▸ **ENTRIES**
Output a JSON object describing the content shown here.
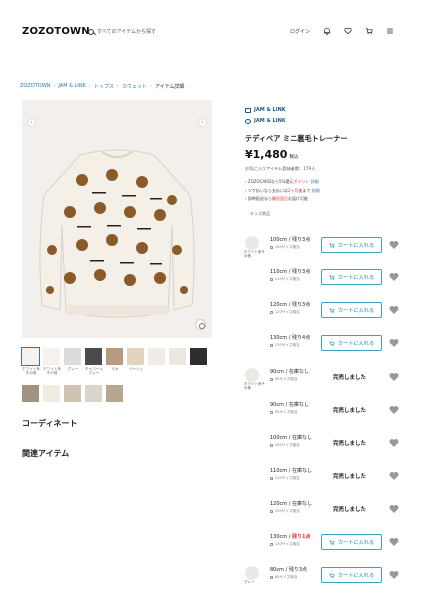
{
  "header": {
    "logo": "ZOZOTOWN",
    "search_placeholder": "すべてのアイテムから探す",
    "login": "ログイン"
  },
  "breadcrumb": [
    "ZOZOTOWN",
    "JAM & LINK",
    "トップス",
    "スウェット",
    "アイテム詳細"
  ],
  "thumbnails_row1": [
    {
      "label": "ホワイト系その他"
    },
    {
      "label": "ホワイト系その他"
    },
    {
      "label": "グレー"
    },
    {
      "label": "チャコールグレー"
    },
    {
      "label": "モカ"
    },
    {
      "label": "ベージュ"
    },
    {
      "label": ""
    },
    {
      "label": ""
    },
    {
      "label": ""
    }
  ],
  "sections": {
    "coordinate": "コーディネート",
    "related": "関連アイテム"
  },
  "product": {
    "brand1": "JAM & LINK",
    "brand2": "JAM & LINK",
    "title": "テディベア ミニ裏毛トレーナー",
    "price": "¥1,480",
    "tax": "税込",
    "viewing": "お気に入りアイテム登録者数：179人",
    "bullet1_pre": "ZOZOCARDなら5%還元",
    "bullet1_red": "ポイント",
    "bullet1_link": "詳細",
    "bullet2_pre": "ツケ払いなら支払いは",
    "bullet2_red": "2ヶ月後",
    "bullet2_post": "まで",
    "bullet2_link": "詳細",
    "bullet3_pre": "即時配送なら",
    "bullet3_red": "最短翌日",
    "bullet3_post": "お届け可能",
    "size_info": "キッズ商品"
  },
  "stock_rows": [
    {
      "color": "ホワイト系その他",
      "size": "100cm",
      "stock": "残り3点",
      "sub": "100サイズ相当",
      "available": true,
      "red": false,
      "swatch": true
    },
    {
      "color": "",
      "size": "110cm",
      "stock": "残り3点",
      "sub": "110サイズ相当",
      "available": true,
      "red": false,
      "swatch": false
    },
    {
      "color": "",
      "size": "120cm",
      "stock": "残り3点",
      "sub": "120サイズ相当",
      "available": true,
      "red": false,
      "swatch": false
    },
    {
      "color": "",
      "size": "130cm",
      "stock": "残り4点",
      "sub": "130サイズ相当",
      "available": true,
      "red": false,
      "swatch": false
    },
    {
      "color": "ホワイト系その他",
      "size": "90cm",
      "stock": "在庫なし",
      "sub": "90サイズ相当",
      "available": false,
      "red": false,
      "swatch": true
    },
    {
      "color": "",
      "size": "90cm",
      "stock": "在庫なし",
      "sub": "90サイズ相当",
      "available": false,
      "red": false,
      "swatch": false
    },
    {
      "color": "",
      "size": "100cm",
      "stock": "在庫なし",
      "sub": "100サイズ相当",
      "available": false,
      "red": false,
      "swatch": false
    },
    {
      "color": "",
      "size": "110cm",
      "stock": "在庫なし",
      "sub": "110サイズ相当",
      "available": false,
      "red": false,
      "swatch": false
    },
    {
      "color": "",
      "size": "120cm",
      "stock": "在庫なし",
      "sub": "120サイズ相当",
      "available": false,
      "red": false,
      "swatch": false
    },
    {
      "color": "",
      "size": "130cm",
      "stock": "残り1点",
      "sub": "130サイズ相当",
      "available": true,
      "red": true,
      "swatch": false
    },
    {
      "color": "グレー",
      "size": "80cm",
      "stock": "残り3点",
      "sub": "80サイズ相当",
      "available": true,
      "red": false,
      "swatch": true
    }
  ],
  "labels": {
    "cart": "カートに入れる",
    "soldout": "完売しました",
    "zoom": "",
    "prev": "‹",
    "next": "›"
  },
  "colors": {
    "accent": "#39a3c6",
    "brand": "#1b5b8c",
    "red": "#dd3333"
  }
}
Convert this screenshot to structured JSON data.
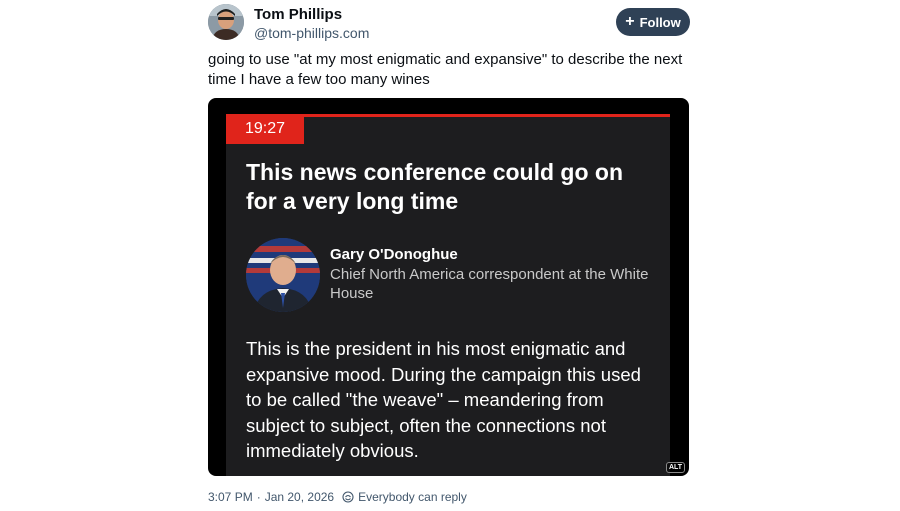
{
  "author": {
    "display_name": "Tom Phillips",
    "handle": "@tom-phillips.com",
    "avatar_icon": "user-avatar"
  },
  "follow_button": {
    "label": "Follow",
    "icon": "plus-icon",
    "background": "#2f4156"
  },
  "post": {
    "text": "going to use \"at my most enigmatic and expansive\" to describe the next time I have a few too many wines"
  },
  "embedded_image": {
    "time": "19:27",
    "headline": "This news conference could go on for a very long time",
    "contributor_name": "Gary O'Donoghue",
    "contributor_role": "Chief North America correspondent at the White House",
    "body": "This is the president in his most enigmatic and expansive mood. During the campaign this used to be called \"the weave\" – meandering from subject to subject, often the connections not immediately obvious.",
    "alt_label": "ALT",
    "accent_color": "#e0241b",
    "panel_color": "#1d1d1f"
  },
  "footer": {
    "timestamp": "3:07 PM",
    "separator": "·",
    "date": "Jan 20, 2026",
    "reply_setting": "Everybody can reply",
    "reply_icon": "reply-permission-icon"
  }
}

▸ **PROBLEM TO WORK ON**
Reproduce the material above in full, exactly, with no images.

▸ **SOLUTION FOR THIS PROBLEM**
Output a JSON object describing the content shown here.
{
  "header": {
    "logo": "ZOZOTOWN",
    "search_placeholder": "すべてのアイテムから探す",
    "login": "ログイン"
  },
  "breadcrumb": [
    "ZOZOTOWN",
    "JAM & LINK",
    "トップス",
    "スウェット",
    "アイテム詳細"
  ],
  "thumbnails_row1": [
    {
      "label": "ホワイト系その他"
    },
    {
      "label": "ホワイト系その他"
    },
    {
      "label": "グレー"
    },
    {
      "label": "チャコールグレー"
    },
    {
      "label": "モカ"
    },
    {
      "label": "ベージュ"
    },
    {
      "label": ""
    },
    {
      "label": ""
    },
    {
      "label": ""
    }
  ],
  "sections": {
    "coordinate": "コーディネート",
    "related": "関連アイテム"
  },
  "product": {
    "brand1": "JAM & LINK",
    "brand2": "JAM & LINK",
    "title": "テディベア ミニ裏毛トレーナー",
    "price": "¥1,480",
    "tax": "税込",
    "viewing": "お気に入りアイテム登録者数：179人",
    "bullet1_pre": "ZOZOCARDなら5%還元",
    "bullet1_red": "ポイント",
    "bullet1_link": "詳細",
    "bullet2_pre": "ツケ払いなら支払いは",
    "bullet2_red": "2ヶ月後",
    "bullet2_post": "まで",
    "bullet2_link": "詳細",
    "bullet3_pre": "即時配送なら",
    "bullet3_red": "最短翌日",
    "bullet3_post": "お届け可能",
    "size_info": "キッズ商品"
  },
  "stock_rows": [
    {
      "color": "ホワイト系その他",
      "size": "100cm",
      "stock": "残り3点",
      "sub": "100サイズ相当",
      "available": true,
      "red": false,
      "swatch": true
    },
    {
      "color": "",
      "size": "110cm",
      "stock": "残り3点",
      "sub": "110サイズ相当",
      "available": true,
      "red": false,
      "swatch": false
    },
    {
      "color": "",
      "size": "120cm",
      "stock": "残り3点",
      "sub": "120サイズ相当",
      "available": true,
      "red": false,
      "swatch": false
    },
    {
      "color": "",
      "size": "130cm",
      "stock": "残り4点",
      "sub": "130サイズ相当",
      "available": true,
      "red": false,
      "swatch": false
    },
    {
      "color": "ホワイト系その他",
      "size": "90cm",
      "stock": "在庫なし",
      "sub": "90サイズ相当",
      "available": false,
      "red": false,
      "swatch": true
    },
    {
      "color": "",
      "size": "90cm",
      "stock": "在庫なし",
      "sub": "90サイズ相当",
      "available": false,
      "red": false,
      "swatch": false
    },
    {
      "color": "",
      "size": "100cm",
      "stock": "在庫なし",
      "sub": "100サイズ相当",
      "available": false,
      "red": false,
      "swatch": false
    },
    {
      "color": "",
      "size": "110cm",
      "stock": "在庫なし",
      "sub": "110サイズ相当",
      "available": false,
      "red": false,
      "swatch": false
    },
    {
      "color": "",
      "size": "120cm",
      "stock": "在庫なし",
      "sub": "120サイズ相当",
      "available": false,
      "red": false,
      "swatch": false
    },
    {
      "color": "",
      "size": "130cm",
      "stock": "残り1点",
      "sub": "130サイズ相当",
      "available": true,
      "red": true,
      "swatch": false
    },
    {
      "color": "グレー",
      "size": "80cm",
      "stock": "残り3点",
      "sub": "80サイズ相当",
      "available": true,
      "red": false,
      "swatch": true
    }
  ],
  "labels": {
    "cart": "カートに入れる",
    "soldout": "完売しました",
    "zoom": "",
    "prev": "‹",
    "next": "›"
  },
  "colors": {
    "accent": "#39a3c6",
    "brand": "#1b5b8c",
    "red": "#dd3333"
  }
}
Convert this screenshot to structured JSON data.
{
  "author": {
    "display_name": "Tom Phillips",
    "handle": "@tom-phillips.com",
    "avatar_icon": "user-avatar"
  },
  "follow_button": {
    "label": "Follow",
    "icon": "plus-icon",
    "background": "#2f4156"
  },
  "post": {
    "text": "going to use \"at my most enigmatic and expansive\" to describe the next time I have a few too many wines"
  },
  "embedded_image": {
    "time": "19:27",
    "headline": "This news conference could go on for a very long time",
    "contributor_name": "Gary O'Donoghue",
    "contributor_role": "Chief North America correspondent at the White House",
    "body": "This is the president in his most enigmatic and expansive mood. During the campaign this used to be called \"the weave\" – meandering from subject to subject, often the connections not immediately obvious.",
    "alt_label": "ALT",
    "accent_color": "#e0241b",
    "panel_color": "#1d1d1f"
  },
  "footer": {
    "timestamp": "3:07 PM",
    "separator": "·",
    "date": "Jan 20, 2026",
    "reply_setting": "Everybody can reply",
    "reply_icon": "reply-permission-icon"
  }
}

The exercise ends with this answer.